» Problem to work on
Filter the entries and keep only the lines where the string "content" appears.
══════
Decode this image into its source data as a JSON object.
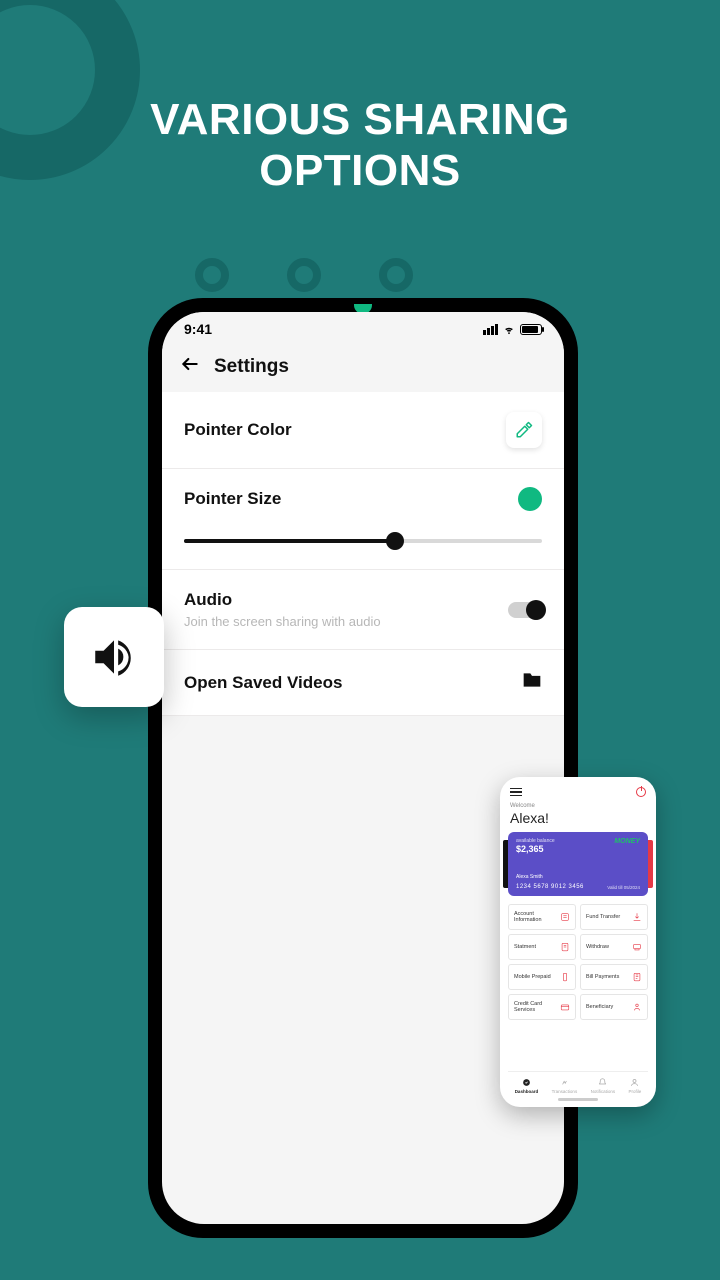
{
  "promo": {
    "title_line1": "VARIOUS SHARING",
    "title_line2": "OPTIONS"
  },
  "status": {
    "time": "9:41"
  },
  "header": {
    "title": "Settings"
  },
  "settings": {
    "pointer_color": {
      "label": "Pointer Color"
    },
    "pointer_size": {
      "label": "Pointer Size",
      "value_percent": 59
    },
    "audio": {
      "label": "Audio",
      "subtitle": "Join the screen sharing with audio",
      "on": true
    },
    "open_saved": {
      "label": "Open Saved Videos"
    }
  },
  "mini": {
    "welcome": "Welcome",
    "name": "Alexa!",
    "card": {
      "available_label": "available balance",
      "balance": "$2,365",
      "brand": "MONEY",
      "holder": "Alexa Smith",
      "number": "1234  5678  9012  3456",
      "expiry": "Valid till 05/2024"
    },
    "grid": [
      {
        "label": "Account Information"
      },
      {
        "label": "Fund Transfer"
      },
      {
        "label": "Statment"
      },
      {
        "label": "Withdraw"
      },
      {
        "label": "Mobile Prepaid"
      },
      {
        "label": "Bill Payments"
      },
      {
        "label": "Credit Card Services"
      },
      {
        "label": "Beneficiary"
      }
    ],
    "tabs": [
      {
        "label": "Dashboard",
        "active": true
      },
      {
        "label": "Transactions",
        "active": false
      },
      {
        "label": "Notifications",
        "active": false
      },
      {
        "label": "Profile",
        "active": false
      }
    ]
  }
}
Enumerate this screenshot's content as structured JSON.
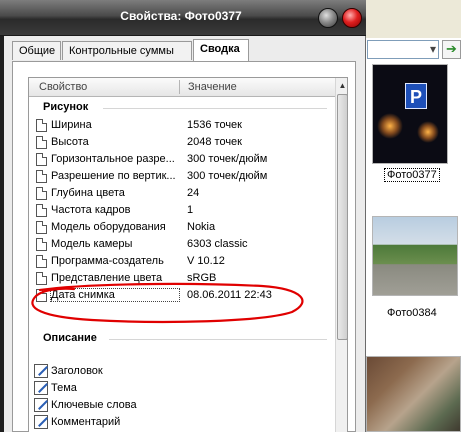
{
  "window": {
    "title": "Свойства: Фото0377"
  },
  "tabs": [
    {
      "label": "Общие",
      "active": false
    },
    {
      "label": "Контрольные суммы",
      "active": false
    },
    {
      "label": "Сводка",
      "active": true
    }
  ],
  "table": {
    "headers": {
      "property": "Свойство",
      "value": "Значение"
    },
    "group_image": "Рисунок",
    "rows": [
      {
        "name": "Ширина",
        "value": "1536 точек"
      },
      {
        "name": "Высота",
        "value": "2048 точек"
      },
      {
        "name": "Горизонтальное разре...",
        "value": "300 точек/дюйм"
      },
      {
        "name": "Разрешение по вертик...",
        "value": "300 точек/дюйм"
      },
      {
        "name": "Глубина цвета",
        "value": "24"
      },
      {
        "name": "Частота кадров",
        "value": "1"
      },
      {
        "name": "Модель оборудования",
        "value": "Nokia"
      },
      {
        "name": "Модель камеры",
        "value": "6303 classic"
      },
      {
        "name": "Программа-создатель",
        "value": "V 10.12"
      },
      {
        "name": "Представление цвета",
        "value": "sRGB"
      },
      {
        "name": "Дата снимка",
        "value": "08.06.2011 22:43"
      }
    ],
    "group_description": "Описание",
    "desc_rows": [
      {
        "name": "Заголовок"
      },
      {
        "name": "Тема"
      },
      {
        "name": "Ключевые слова"
      },
      {
        "name": "Комментарий"
      }
    ]
  },
  "background": {
    "thumbnails": [
      {
        "label": "Фото0377",
        "selected": true
      },
      {
        "label": "Фото0384",
        "selected": false
      },
      {
        "label": "",
        "selected": false
      }
    ],
    "sign_text": "P"
  },
  "colors": {
    "annotation": "#e00000",
    "close_button": "#e02020",
    "sign_blue": "#1d4fb8"
  }
}
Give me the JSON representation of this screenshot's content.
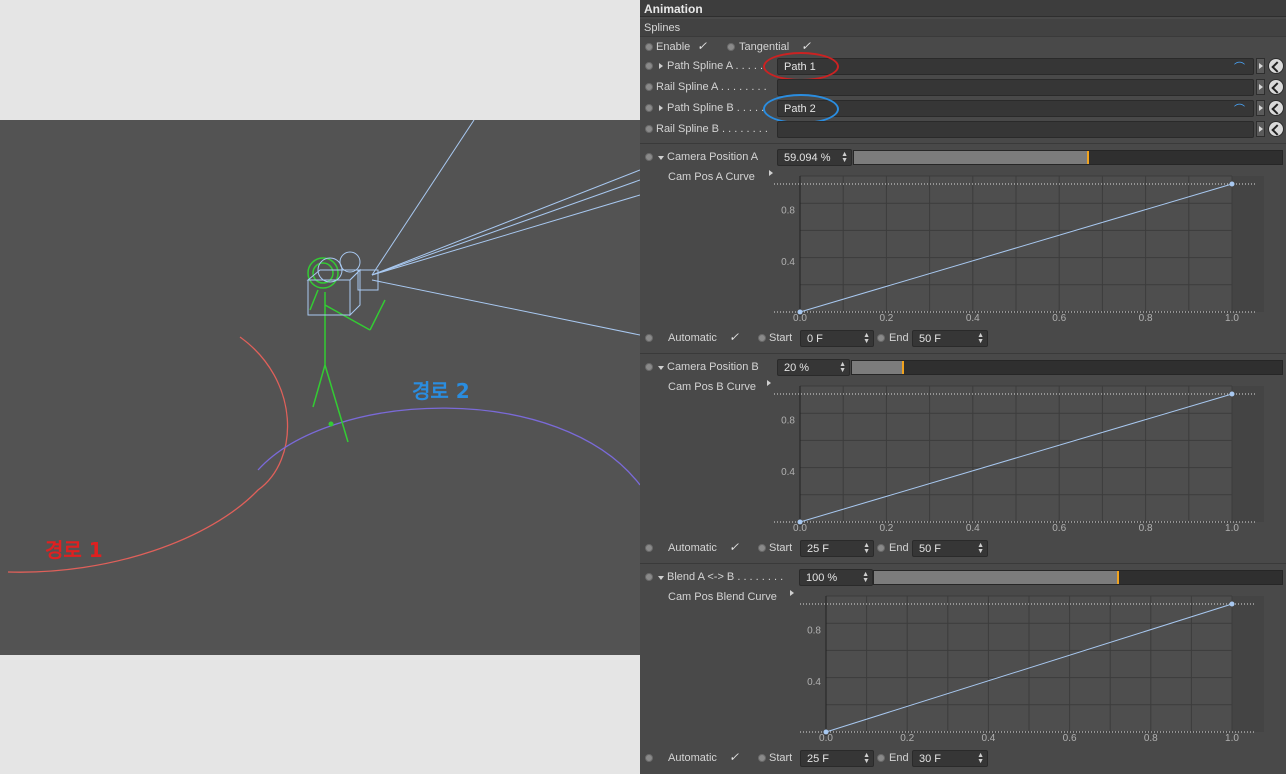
{
  "viewport": {
    "path1_label": "경로 1",
    "path2_label": "경로 2",
    "colors": {
      "path1": "#e0605a",
      "path2": "#7a6ad8",
      "label1": "#e02020",
      "label2": "#2a8de0",
      "figure": "#33cc33",
      "camera": "#a8c8f0",
      "background": "#535353"
    }
  },
  "panel": {
    "title": "Animation",
    "section": "Splines",
    "enable_label": "Enable",
    "tangential_label": "Tangential",
    "check_glyph": "✓",
    "path_spline_a_label": "Path Spline A . . . . .",
    "path_spline_a_value": "Path 1",
    "rail_spline_a_label": "Rail Spline A . . . . . . . .",
    "path_spline_b_label": "Path Spline B . . . . .",
    "path_spline_b_value": "Path 2",
    "rail_spline_b_label": "Rail Spline B . . . . . . . .",
    "highlight_colors": {
      "a": "#cc2222",
      "b": "#2a8de0"
    },
    "blocks": [
      {
        "param_label": "Camera Position A",
        "param_value": "59.094 %",
        "fill_fraction": 0.55,
        "curve_label": "Cam Pos A Curve",
        "automatic_label": "Automatic",
        "start_label": "Start",
        "start_value": "0 F",
        "end_label": "End",
        "end_value": "50 F",
        "y_ticks": [
          "0.8",
          "0.4"
        ],
        "x_ticks": [
          "0.0",
          "0.2",
          "0.4",
          "0.6",
          "0.8",
          "1.0"
        ]
      },
      {
        "param_label": "Camera Position B",
        "param_value": "20 %",
        "fill_fraction": 0.12,
        "curve_label": "Cam Pos B Curve",
        "automatic_label": "Automatic",
        "start_label": "Start",
        "start_value": "25 F",
        "end_label": "End",
        "end_value": "50 F",
        "y_ticks": [
          "0.8",
          "0.4"
        ],
        "x_ticks": [
          "0.0",
          "0.2",
          "0.4",
          "0.6",
          "0.8",
          "1.0"
        ]
      },
      {
        "param_label": "Blend A <-> B . . . . . . . .",
        "param_value": "100 %",
        "fill_fraction": 0.6,
        "curve_label": "Cam Pos Blend Curve",
        "automatic_label": "Automatic",
        "start_label": "Start",
        "start_value": "25 F",
        "end_label": "End",
        "end_value": "30 F",
        "y_ticks": [
          "0.8",
          "0.4"
        ],
        "x_ticks": [
          "0.0",
          "0.2",
          "0.4",
          "0.6",
          "0.8",
          "1.0"
        ]
      }
    ]
  }
}
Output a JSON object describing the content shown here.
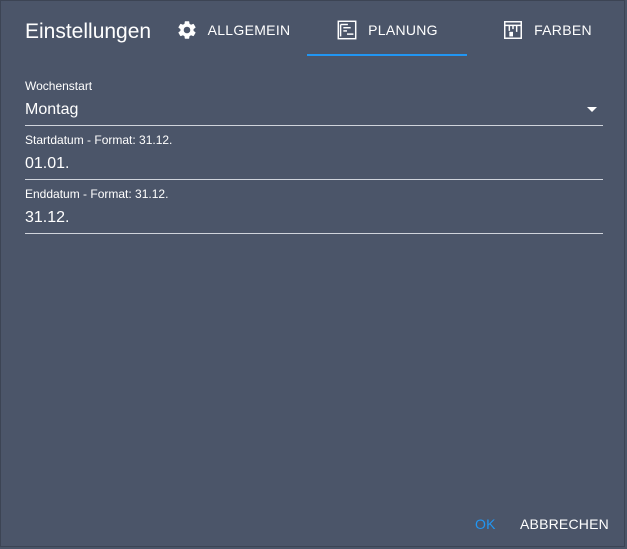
{
  "dialog": {
    "title": "Einstellungen",
    "accent_color": "#2196f3",
    "background_color": "#4b5569"
  },
  "tabs": [
    {
      "label": "ALLGEMEIN",
      "icon": "gear-icon",
      "active": false
    },
    {
      "label": "PLANUNG",
      "icon": "planning-icon",
      "active": true
    },
    {
      "label": "FARBEN",
      "icon": "paint-bucket-icon",
      "active": false
    }
  ],
  "fields": {
    "week_start": {
      "label": "Wochenstart",
      "value": "Montag"
    },
    "start_date": {
      "label": "Startdatum - Format: 31.12.",
      "value": "01.01."
    },
    "end_date": {
      "label": "Enddatum - Format: 31.12.",
      "value": "31.12."
    }
  },
  "actions": {
    "ok_label": "OK",
    "cancel_label": "ABBRECHEN"
  }
}
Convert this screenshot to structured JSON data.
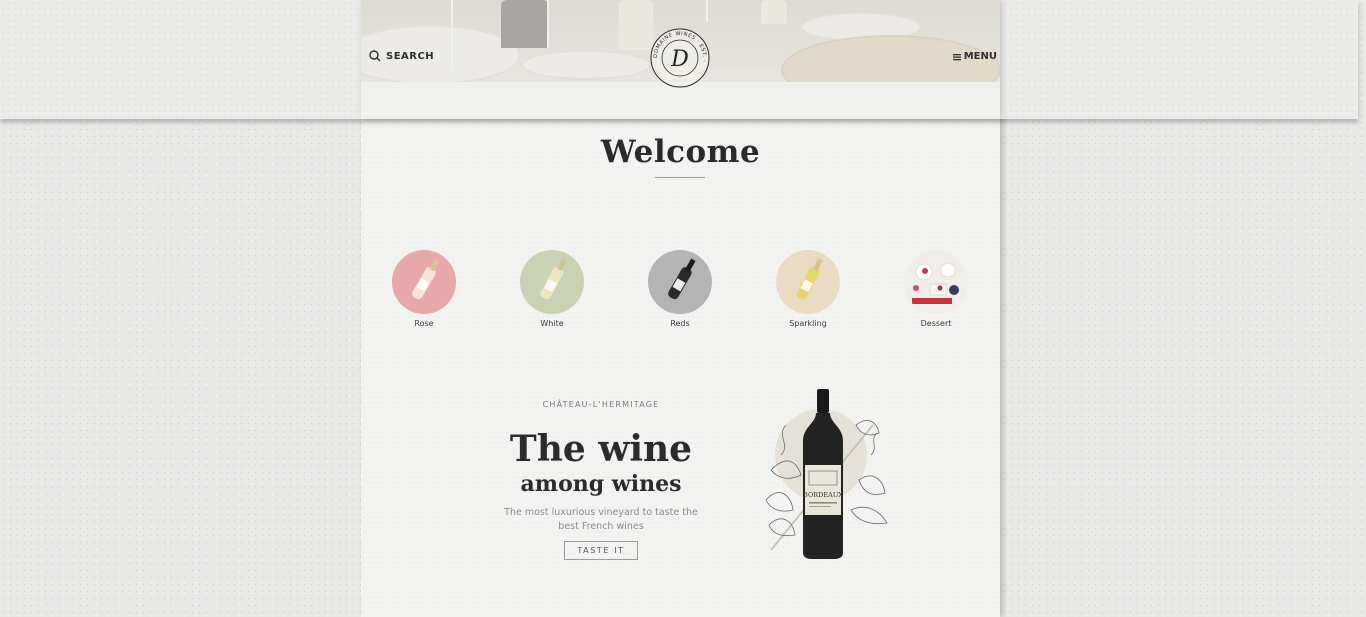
{
  "header": {
    "search_label": "SEARCH",
    "menu_label": "MENU",
    "logo": {
      "monogram": "D",
      "ring_text": "DOMAINE WINES · EST. · "
    }
  },
  "main": {
    "welcome_title": "Welcome",
    "categories": [
      {
        "label": "Rose",
        "color": "#e8a7a9"
      },
      {
        "label": "White",
        "color": "#c9d3b4"
      },
      {
        "label": "Reds",
        "color": "#b4b4b4"
      },
      {
        "label": "Sparkling",
        "color": "#eadbc4"
      },
      {
        "label": "Dessert",
        "color": "#f1eeea"
      }
    ],
    "promo": {
      "eyebrow": "CHÂTEAU-L'HERMITAGE",
      "headline": "The wine",
      "subheadline": "among wines",
      "description": "The most luxurious vineyard to taste the best French wines",
      "cta_label": "TASTE IT",
      "bottle_label": "BORDEAUX"
    }
  },
  "colors": {
    "page_bg": "#e9e9e7",
    "column_bg": "#f3f3f1",
    "text_dark": "#2b2b2b",
    "text_muted": "#8b8b8b"
  }
}
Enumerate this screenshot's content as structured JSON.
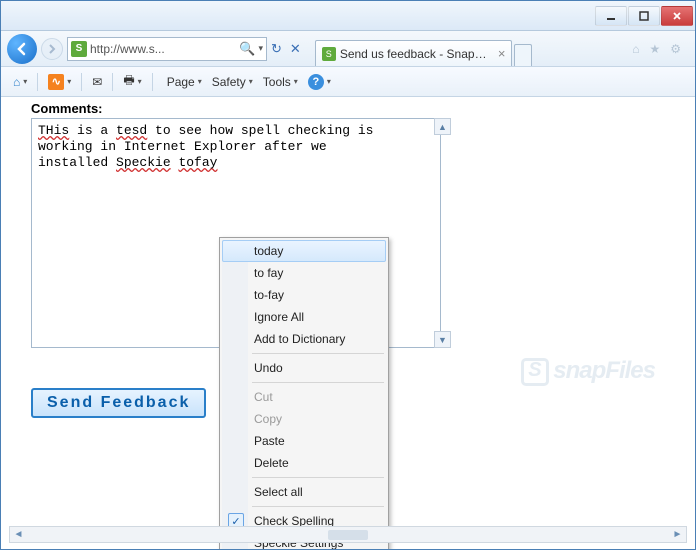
══════
» Exercise result
Enumerate this screenshot's content as structured JSON.
Give me the JSON representation of this screenshot's content.
Output a JSON object describing the content shown here.
Enumerate this screenshot's content as structured JSON.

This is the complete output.